- [Problem to solve]:
Go through the entries one line at a time, and gather every line that has the word "this".

- [Data for the task]:
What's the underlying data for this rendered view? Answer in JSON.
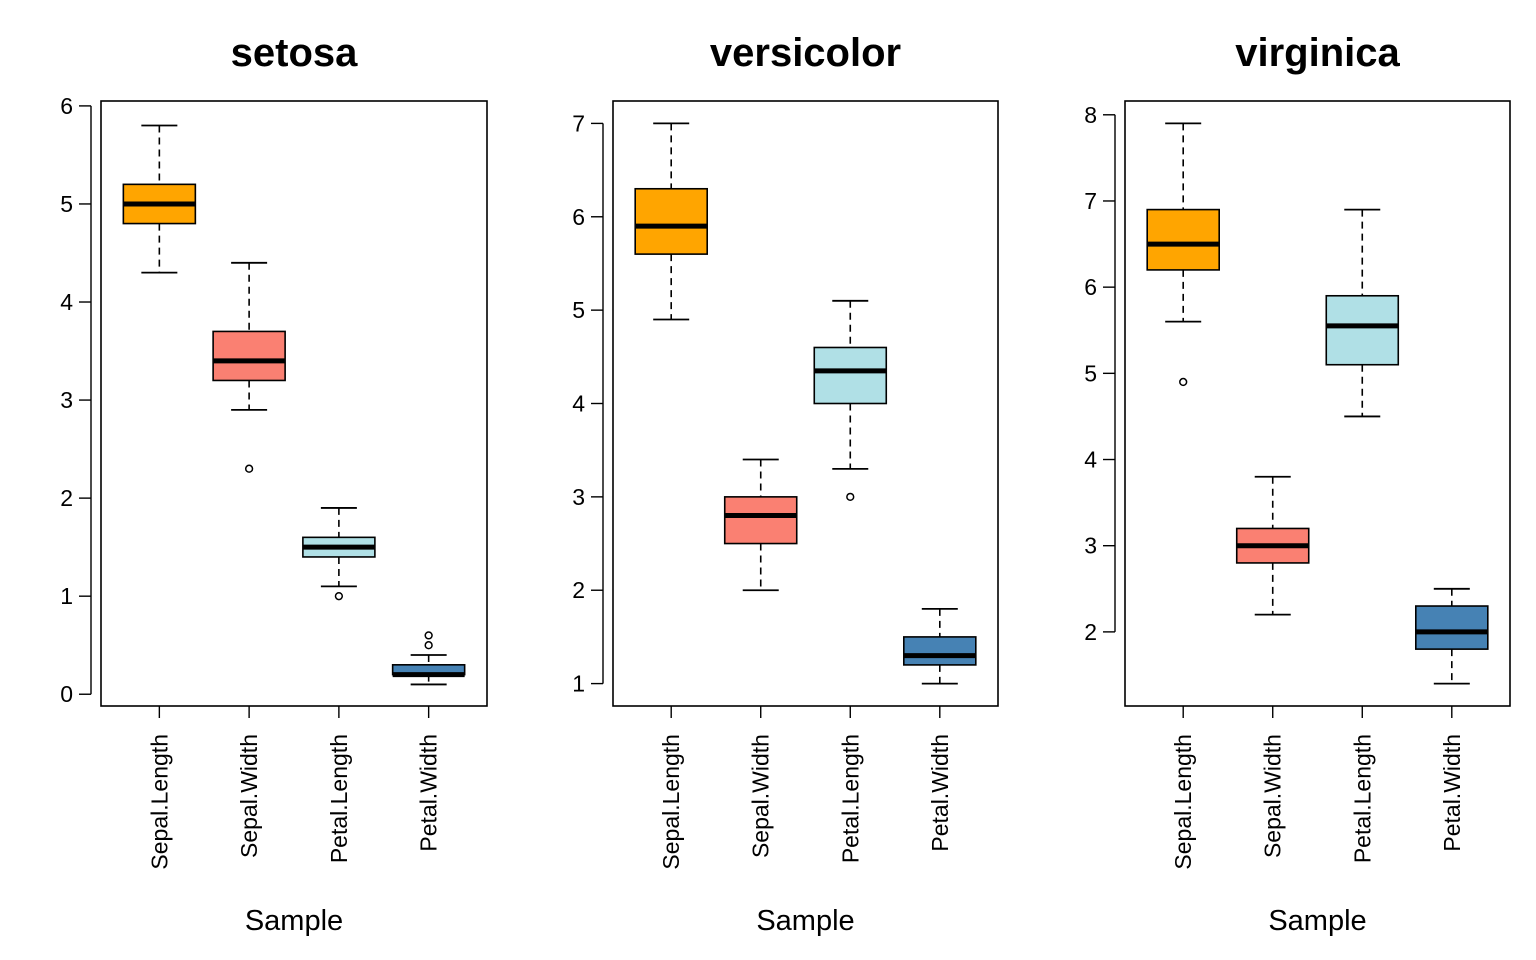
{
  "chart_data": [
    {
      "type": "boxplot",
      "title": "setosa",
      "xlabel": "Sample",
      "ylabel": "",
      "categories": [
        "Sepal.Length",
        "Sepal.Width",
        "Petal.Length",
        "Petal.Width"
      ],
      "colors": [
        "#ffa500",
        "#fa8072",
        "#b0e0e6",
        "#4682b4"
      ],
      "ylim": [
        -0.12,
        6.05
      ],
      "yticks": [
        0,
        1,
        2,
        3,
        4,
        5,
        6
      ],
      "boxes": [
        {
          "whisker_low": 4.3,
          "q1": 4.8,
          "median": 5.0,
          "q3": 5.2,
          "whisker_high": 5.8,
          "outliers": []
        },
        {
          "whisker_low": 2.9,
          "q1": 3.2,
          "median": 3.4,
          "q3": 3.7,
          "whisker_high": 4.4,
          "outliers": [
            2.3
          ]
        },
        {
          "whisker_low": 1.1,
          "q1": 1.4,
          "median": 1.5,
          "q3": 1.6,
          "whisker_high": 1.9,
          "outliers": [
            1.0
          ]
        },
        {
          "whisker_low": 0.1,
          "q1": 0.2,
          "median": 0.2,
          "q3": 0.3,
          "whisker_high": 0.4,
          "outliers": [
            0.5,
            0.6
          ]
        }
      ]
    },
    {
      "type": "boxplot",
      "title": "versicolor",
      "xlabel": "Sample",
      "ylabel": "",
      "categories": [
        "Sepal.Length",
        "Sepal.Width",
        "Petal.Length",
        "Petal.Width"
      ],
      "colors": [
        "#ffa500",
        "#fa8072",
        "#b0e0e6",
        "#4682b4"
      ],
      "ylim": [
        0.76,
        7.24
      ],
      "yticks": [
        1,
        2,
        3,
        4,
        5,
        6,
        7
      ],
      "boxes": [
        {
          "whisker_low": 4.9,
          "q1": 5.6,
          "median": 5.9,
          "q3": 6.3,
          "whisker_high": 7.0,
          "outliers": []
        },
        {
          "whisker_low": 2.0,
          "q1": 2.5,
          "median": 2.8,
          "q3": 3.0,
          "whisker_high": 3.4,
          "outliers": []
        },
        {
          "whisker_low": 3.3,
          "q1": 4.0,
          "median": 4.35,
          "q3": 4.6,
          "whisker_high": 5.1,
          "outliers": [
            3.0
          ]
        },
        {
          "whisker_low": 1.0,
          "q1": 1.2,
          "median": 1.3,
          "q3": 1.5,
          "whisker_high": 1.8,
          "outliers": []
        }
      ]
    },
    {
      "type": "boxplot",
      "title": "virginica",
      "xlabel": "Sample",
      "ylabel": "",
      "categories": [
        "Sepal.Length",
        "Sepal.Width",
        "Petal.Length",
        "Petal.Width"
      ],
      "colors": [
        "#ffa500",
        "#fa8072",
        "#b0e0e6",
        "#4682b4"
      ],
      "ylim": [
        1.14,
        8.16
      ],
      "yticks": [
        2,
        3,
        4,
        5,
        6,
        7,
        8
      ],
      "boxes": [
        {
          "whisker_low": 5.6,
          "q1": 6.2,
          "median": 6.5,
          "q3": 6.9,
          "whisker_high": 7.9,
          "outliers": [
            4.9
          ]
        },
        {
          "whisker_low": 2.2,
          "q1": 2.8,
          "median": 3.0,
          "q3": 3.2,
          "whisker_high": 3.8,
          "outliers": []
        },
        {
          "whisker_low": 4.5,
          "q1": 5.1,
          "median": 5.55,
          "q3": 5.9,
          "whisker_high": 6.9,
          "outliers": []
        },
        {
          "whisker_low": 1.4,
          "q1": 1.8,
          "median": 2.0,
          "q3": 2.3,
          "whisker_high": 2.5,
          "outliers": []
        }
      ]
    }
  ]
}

---

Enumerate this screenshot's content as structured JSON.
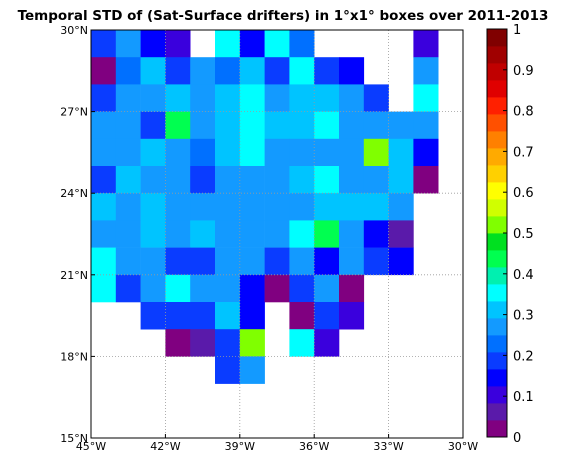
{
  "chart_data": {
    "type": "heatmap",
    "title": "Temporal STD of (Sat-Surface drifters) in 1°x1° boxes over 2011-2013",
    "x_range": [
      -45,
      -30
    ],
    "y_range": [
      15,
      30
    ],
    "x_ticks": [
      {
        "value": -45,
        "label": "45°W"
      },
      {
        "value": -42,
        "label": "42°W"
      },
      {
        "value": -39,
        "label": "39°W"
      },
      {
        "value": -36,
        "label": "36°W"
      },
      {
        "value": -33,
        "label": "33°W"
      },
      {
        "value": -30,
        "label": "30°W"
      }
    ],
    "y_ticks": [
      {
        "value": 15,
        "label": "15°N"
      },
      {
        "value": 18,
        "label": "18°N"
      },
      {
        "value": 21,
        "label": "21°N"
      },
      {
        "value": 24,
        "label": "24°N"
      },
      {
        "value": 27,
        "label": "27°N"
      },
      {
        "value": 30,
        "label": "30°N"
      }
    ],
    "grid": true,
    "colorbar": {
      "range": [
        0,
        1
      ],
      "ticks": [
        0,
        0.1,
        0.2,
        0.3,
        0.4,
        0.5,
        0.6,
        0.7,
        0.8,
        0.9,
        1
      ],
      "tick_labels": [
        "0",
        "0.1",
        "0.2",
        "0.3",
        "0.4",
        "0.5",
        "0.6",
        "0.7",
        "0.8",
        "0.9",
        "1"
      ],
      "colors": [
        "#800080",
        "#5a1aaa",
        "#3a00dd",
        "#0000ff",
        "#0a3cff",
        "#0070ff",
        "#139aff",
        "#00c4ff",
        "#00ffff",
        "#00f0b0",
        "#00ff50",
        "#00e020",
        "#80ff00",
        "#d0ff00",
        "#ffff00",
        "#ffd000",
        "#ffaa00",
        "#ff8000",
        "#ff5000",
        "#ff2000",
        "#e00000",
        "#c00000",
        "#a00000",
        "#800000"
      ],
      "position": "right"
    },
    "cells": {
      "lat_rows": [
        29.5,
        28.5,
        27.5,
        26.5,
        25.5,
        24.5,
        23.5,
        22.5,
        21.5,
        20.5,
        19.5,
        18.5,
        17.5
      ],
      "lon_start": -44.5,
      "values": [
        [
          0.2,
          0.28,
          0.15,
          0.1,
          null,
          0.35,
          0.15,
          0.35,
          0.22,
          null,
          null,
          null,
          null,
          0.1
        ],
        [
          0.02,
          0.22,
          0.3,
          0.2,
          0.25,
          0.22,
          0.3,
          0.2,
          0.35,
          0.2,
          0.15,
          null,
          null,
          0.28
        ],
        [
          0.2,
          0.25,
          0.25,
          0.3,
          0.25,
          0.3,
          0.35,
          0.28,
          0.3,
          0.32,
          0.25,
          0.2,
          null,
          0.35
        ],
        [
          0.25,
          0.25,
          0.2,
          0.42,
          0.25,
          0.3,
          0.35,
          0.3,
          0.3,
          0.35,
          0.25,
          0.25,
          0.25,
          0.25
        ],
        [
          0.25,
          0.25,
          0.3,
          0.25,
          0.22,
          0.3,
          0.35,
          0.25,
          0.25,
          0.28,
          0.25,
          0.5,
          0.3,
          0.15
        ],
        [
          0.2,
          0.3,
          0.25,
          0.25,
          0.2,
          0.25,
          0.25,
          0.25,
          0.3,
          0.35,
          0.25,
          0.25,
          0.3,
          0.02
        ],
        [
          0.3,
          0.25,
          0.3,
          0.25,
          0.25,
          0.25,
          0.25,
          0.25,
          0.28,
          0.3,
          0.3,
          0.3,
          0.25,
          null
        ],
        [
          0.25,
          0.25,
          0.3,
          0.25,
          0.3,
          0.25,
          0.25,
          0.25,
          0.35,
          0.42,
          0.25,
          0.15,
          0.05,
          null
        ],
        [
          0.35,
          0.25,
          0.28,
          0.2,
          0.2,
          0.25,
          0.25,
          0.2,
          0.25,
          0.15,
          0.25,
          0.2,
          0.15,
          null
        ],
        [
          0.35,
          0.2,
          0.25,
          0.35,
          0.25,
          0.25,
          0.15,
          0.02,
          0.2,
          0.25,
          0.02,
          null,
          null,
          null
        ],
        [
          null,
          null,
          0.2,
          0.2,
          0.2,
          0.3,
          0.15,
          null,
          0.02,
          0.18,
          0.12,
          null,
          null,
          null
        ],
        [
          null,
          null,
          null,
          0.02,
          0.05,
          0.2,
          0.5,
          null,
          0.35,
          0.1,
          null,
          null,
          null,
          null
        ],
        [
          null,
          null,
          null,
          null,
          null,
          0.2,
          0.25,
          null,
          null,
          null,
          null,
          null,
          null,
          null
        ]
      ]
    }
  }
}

==

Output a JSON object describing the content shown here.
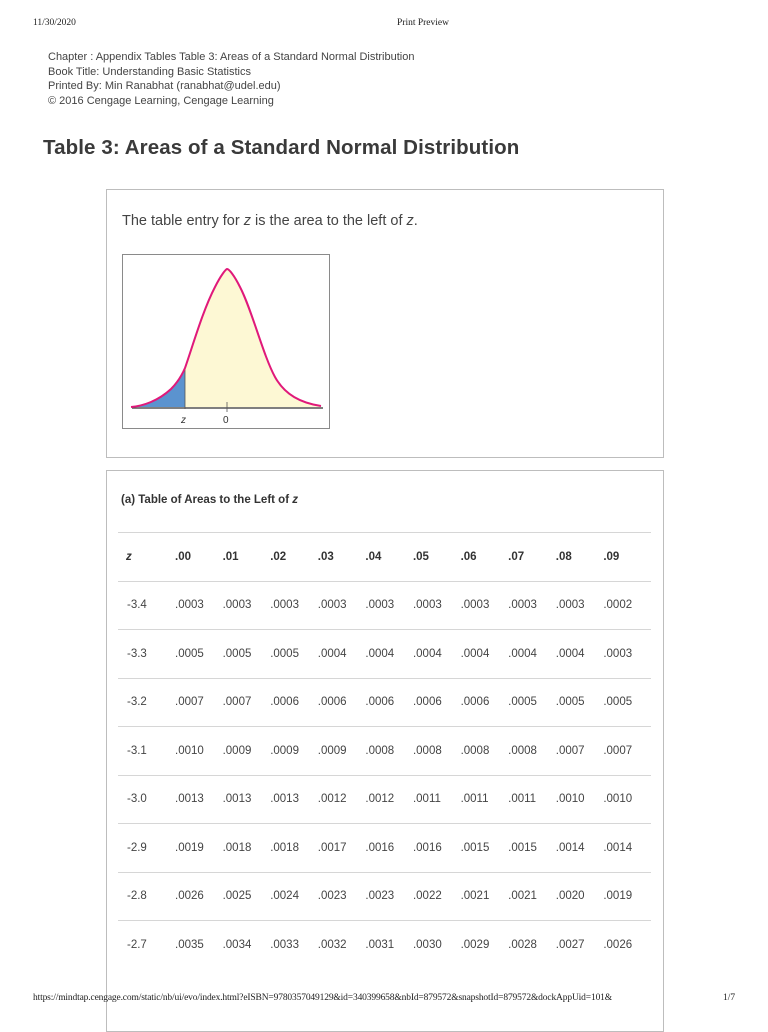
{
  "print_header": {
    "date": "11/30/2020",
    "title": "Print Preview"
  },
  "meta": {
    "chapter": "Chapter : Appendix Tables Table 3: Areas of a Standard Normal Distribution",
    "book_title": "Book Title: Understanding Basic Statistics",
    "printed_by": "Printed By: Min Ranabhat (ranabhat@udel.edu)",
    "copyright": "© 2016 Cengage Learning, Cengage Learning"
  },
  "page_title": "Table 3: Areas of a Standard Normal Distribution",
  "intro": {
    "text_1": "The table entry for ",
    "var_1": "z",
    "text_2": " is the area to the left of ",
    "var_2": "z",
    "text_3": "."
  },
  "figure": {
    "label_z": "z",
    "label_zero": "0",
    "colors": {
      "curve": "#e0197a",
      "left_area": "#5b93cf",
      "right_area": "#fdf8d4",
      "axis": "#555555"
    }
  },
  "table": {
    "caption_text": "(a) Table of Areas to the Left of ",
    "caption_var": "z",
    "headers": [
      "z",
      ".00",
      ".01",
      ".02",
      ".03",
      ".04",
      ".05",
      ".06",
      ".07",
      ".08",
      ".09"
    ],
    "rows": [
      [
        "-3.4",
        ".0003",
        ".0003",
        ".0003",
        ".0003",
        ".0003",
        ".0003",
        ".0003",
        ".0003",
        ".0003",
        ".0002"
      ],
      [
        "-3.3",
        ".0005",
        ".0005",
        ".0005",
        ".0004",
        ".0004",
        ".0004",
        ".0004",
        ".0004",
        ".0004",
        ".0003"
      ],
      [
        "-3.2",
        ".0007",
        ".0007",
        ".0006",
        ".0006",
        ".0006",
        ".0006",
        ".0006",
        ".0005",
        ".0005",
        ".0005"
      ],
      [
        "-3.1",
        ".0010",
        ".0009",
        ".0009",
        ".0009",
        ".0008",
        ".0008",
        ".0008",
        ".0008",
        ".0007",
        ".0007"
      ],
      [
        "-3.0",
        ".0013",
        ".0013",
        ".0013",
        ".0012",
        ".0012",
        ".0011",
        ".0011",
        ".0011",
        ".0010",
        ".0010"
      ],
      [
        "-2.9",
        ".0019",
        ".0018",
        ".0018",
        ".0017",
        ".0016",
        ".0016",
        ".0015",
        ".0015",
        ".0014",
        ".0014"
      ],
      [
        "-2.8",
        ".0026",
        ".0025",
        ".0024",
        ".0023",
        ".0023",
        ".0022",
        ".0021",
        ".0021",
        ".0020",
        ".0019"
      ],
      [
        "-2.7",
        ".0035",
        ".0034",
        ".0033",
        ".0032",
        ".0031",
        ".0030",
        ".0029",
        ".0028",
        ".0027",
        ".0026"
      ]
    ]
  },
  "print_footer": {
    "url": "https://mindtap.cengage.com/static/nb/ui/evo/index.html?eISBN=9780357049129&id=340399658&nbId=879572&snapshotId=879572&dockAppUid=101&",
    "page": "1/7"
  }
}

- [Correct response]:
What's the underlying data for this rendered view? Answer in JSON.
Enumerate this screenshot's content as structured JSON.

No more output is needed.